(DATASET CONTENT)
• • • • • • •

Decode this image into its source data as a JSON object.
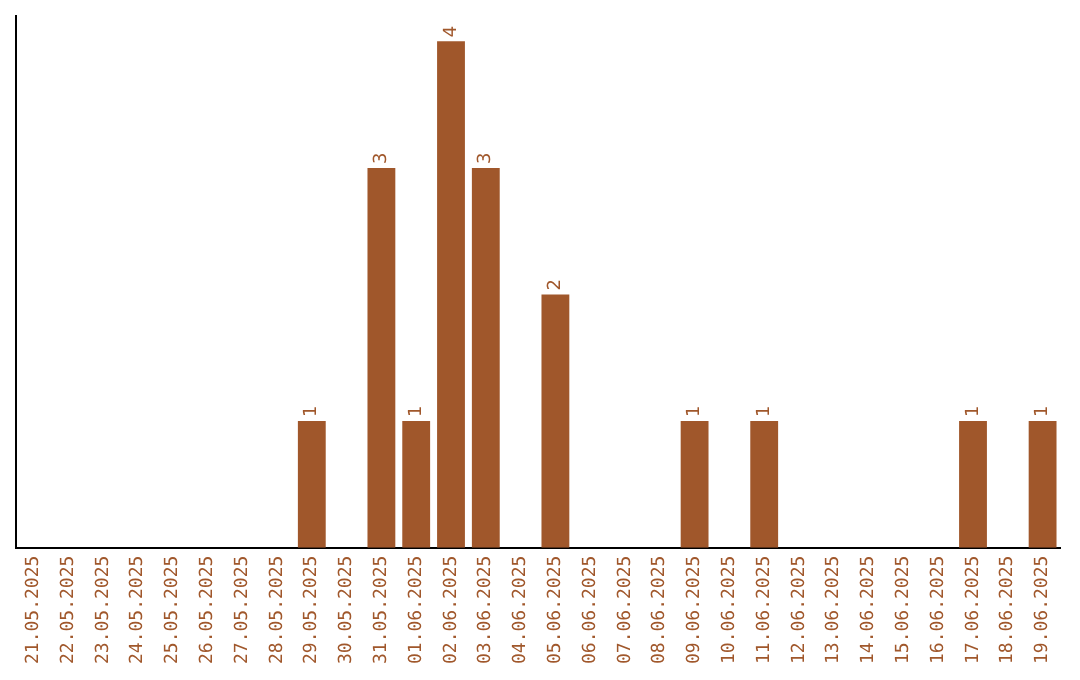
{
  "chart_data": {
    "type": "bar",
    "categories": [
      "21.05.2025",
      "22.05.2025",
      "23.05.2025",
      "24.05.2025",
      "25.05.2025",
      "26.05.2025",
      "27.05.2025",
      "28.05.2025",
      "29.05.2025",
      "30.05.2025",
      "31.05.2025",
      "01.06.2025",
      "02.06.2025",
      "03.06.2025",
      "04.06.2025",
      "05.06.2025",
      "06.06.2025",
      "07.06.2025",
      "08.06.2025",
      "09.06.2025",
      "10.06.2025",
      "11.06.2025",
      "12.06.2025",
      "13.06.2025",
      "14.06.2025",
      "15.06.2025",
      "16.06.2025",
      "17.06.2025",
      "18.06.2025",
      "19.06.2025"
    ],
    "values": [
      0,
      0,
      0,
      0,
      0,
      0,
      0,
      0,
      1,
      0,
      3,
      1,
      4,
      3,
      0,
      2,
      0,
      0,
      0,
      1,
      0,
      1,
      0,
      0,
      0,
      0,
      0,
      1,
      0,
      1
    ],
    "value_labels": [
      null,
      null,
      null,
      null,
      null,
      null,
      null,
      null,
      "1",
      null,
      "3",
      "1",
      "4",
      "3",
      null,
      "2",
      null,
      null,
      null,
      "1",
      null,
      "1",
      null,
      null,
      null,
      null,
      null,
      "1",
      null,
      "1"
    ],
    "color": "#a0572b",
    "ylim": [
      0,
      4.2
    ],
    "tick_labels": "x",
    "grid": false,
    "legend": false
  }
}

• • • • • • •

(TASK TO COMPLETE) Copy the data exactly. Any picture it contains is to be omitted.

(CORRECT OUTPUT)
Decode this image into its source data as a JSON object.
{
  "chart_data": {
    "type": "bar",
    "categories": [
      "21.05.2025",
      "22.05.2025",
      "23.05.2025",
      "24.05.2025",
      "25.05.2025",
      "26.05.2025",
      "27.05.2025",
      "28.05.2025",
      "29.05.2025",
      "30.05.2025",
      "31.05.2025",
      "01.06.2025",
      "02.06.2025",
      "03.06.2025",
      "04.06.2025",
      "05.06.2025",
      "06.06.2025",
      "07.06.2025",
      "08.06.2025",
      "09.06.2025",
      "10.06.2025",
      "11.06.2025",
      "12.06.2025",
      "13.06.2025",
      "14.06.2025",
      "15.06.2025",
      "16.06.2025",
      "17.06.2025",
      "18.06.2025",
      "19.06.2025"
    ],
    "values": [
      0,
      0,
      0,
      0,
      0,
      0,
      0,
      0,
      1,
      0,
      3,
      1,
      4,
      3,
      0,
      2,
      0,
      0,
      0,
      1,
      0,
      1,
      0,
      0,
      0,
      0,
      0,
      1,
      0,
      1
    ],
    "value_labels": [
      null,
      null,
      null,
      null,
      null,
      null,
      null,
      null,
      "1",
      null,
      "3",
      "1",
      "4",
      "3",
      null,
      "2",
      null,
      null,
      null,
      "1",
      null,
      "1",
      null,
      null,
      null,
      null,
      null,
      "1",
      null,
      "1"
    ],
    "color": "#a0572b",
    "ylim": [
      0,
      4.2
    ],
    "tick_labels": "x",
    "grid": false,
    "legend": false
  }
}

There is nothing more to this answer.